> WORK TO COMPLETE: Put the entries into a JSON list of strings, from the very first line up to and including the line with "x-tick-label: Q1-2017 [704,556,721,614]". Use one string per line and leave out blank lines.

> DATASET ROWS:
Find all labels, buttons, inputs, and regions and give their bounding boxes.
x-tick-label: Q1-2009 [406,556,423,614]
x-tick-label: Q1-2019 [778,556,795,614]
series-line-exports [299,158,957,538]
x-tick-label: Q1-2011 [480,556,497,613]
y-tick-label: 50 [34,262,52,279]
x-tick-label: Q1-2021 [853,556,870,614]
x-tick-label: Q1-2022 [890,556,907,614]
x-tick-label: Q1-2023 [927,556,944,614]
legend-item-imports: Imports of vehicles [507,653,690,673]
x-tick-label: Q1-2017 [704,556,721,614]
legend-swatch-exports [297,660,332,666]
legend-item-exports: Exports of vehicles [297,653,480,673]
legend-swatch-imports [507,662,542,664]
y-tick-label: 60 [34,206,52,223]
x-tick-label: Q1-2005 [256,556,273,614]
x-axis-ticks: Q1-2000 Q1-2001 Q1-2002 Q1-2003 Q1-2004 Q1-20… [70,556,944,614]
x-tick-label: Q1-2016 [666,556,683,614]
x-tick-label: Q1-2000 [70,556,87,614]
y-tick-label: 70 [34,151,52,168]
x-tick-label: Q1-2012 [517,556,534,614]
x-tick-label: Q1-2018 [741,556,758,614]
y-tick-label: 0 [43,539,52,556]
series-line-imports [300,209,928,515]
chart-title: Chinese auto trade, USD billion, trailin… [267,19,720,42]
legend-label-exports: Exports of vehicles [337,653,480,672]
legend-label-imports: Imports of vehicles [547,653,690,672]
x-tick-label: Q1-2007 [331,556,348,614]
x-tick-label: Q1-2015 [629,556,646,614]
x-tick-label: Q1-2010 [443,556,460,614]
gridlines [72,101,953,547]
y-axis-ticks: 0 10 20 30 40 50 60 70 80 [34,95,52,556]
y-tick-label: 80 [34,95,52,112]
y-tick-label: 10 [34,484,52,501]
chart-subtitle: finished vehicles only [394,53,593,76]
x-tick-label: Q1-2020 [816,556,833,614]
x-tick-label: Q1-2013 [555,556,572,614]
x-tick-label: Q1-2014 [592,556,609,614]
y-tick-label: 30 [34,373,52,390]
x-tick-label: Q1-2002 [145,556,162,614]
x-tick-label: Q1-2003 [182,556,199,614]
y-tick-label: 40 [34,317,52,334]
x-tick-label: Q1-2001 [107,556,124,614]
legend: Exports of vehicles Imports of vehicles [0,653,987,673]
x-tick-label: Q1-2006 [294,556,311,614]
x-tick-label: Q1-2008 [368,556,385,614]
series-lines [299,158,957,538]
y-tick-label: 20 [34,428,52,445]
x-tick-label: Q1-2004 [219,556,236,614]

> EXERCISE SOLUTION:
[
  "Find all labels, buttons, inputs, and regions and give their bounding boxes.",
  "x-tick-label: Q1-2009 [406,556,423,614]",
  "x-tick-label: Q1-2019 [778,556,795,614]",
  "series-line-exports [299,158,957,538]",
  "x-tick-label: Q1-2011 [480,556,497,613]",
  "y-tick-label: 50 [34,262,52,279]",
  "x-tick-label: Q1-2021 [853,556,870,614]",
  "x-tick-label: Q1-2022 [890,556,907,614]",
  "x-tick-label: Q1-2023 [927,556,944,614]",
  "legend-item-imports: Imports of vehicles [507,653,690,673]",
  "x-tick-label: Q1-2017 [704,556,721,614]"
]